- _THE TASKS_
1 – From the essay on statistics journals, reproduce the text between "It’s been 15-20" and "error of .436.", inclusive.
2 – Condense the paragraph of the essay on statistics journals that begins "It's been 15-20 years" into a short bulleted list that keeps its main facts.

It’s been 15-20 years since I was last a member of the American Statistical Association. I read an article in their journals occasionally but not much of it is relevant to me. I work with clients who are designing surveys, analyzing messy data and evaluating programs. They do research but it is not in a laboratory or with accommodating undergraduates seeking ten points extra credit. It’s more often with people with substance abuse issues or learning difficulties who are not too excited about research, the researchers or anything related. My clients are not interested in some esoteric statistical technique that three people in the world will ever use or simulations using perfect data that demonstrate method X has a standard error of .337 while method Y has a standard error of .436.
As for me, I find some of that mildly entertaining, but, in my view, most academic journal articles are written by very intelligent people who are reinforced at every level of their education and career for writing that is deliberately obscure. I remember a professor joking (I hope he was joking!) when a student told him that he had to read his latest article twice before he understood it,
“Good! That means I can count it twice on my c.v.”

- _DATA EXCERPT_
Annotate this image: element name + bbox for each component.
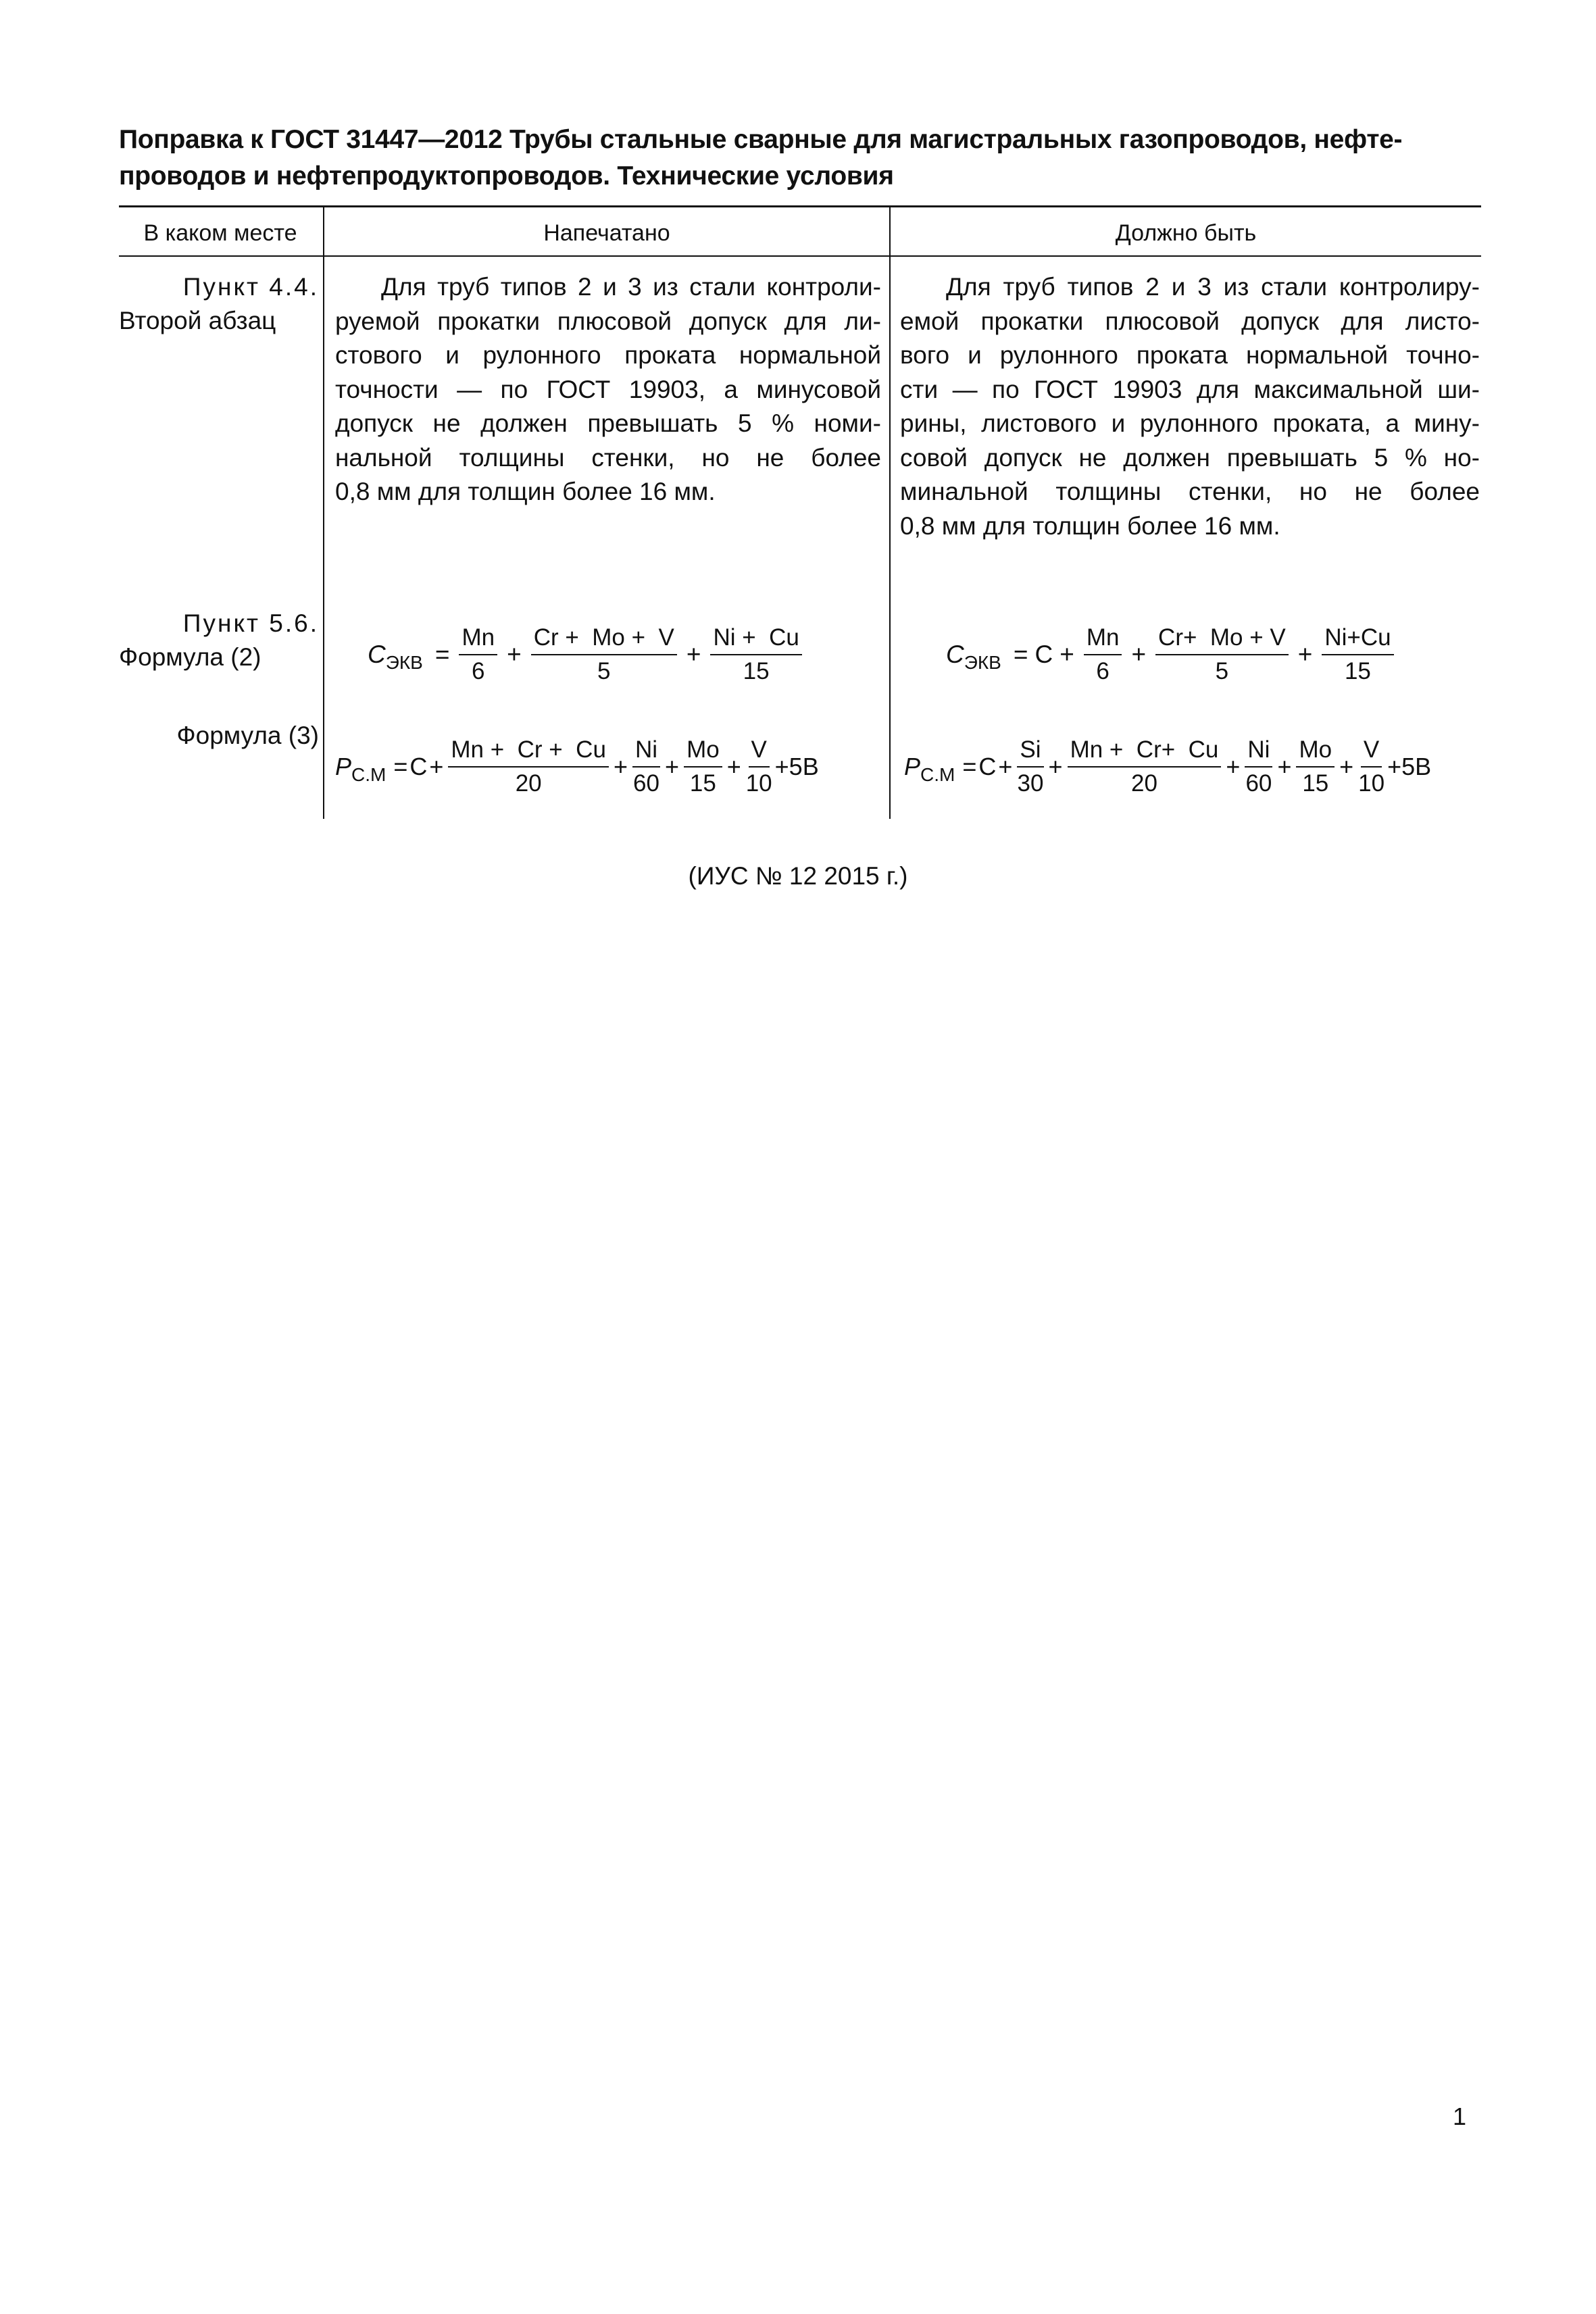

- _SOLUTIONS TO THE TASKS_
1 –
It’s been 15-20 years since I was last a member of the American Statistical Association. I read an article in their journals occasionally but not much of it is relevant to me. I work with clients who are designing surveys, analyzing messy data and evaluating programs. They do research but it is not in a laboratory or with accommodating undergraduates seeking ten points extra credit. It’s more often with people with substance abuse issues or learning difficulties who are not too excited about research, the researchers or anything related. My clients are not interested in some esoteric statistical technique that three people in the world will ever use or simulations using perfect data that demonstrate method X has a standard error of .337 while method Y has a standard error of .436.

2 –
- The author was last a member of the American Statistical Association 15-20 years ago and reads its journals only occasionally, finding little of relevance.
- The author's clients design surveys, analyze messy data and evaluate programs.
- Their research happens outside the laboratory and does not rely on undergraduates seeking extra credit. It often involves people with substance abuse issues or learning difficulties who are not eager to take part.
- The clients have no interest in esoteric techniques that few people will use. They are also uninterested in perfect-data simulations comparing the standard errors of competing methods.